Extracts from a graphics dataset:

Content starts

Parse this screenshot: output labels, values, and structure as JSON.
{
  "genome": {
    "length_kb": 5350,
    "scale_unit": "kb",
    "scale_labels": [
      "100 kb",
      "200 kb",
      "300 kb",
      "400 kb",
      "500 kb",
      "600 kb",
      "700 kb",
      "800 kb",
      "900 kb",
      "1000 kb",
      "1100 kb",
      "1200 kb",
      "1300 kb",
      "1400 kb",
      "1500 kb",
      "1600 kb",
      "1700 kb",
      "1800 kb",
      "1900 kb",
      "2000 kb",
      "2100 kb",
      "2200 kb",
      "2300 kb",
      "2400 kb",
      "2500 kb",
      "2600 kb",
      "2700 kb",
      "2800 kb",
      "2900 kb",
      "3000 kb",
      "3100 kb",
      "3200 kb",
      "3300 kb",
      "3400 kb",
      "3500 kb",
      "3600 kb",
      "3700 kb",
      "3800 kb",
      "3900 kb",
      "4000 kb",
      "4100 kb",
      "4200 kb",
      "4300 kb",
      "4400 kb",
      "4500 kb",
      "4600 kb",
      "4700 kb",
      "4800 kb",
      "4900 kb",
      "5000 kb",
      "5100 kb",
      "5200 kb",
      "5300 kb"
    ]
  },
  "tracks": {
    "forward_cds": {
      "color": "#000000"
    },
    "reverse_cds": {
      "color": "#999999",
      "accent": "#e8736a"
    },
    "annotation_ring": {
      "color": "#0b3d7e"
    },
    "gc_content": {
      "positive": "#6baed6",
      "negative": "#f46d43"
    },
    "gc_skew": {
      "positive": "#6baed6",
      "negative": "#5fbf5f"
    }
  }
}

Content ends

Whenever a line of the data includes the word "color", show that line in full.

      "color": "#000000"
      "color": "#999999",
      "color": "#0b3d7e"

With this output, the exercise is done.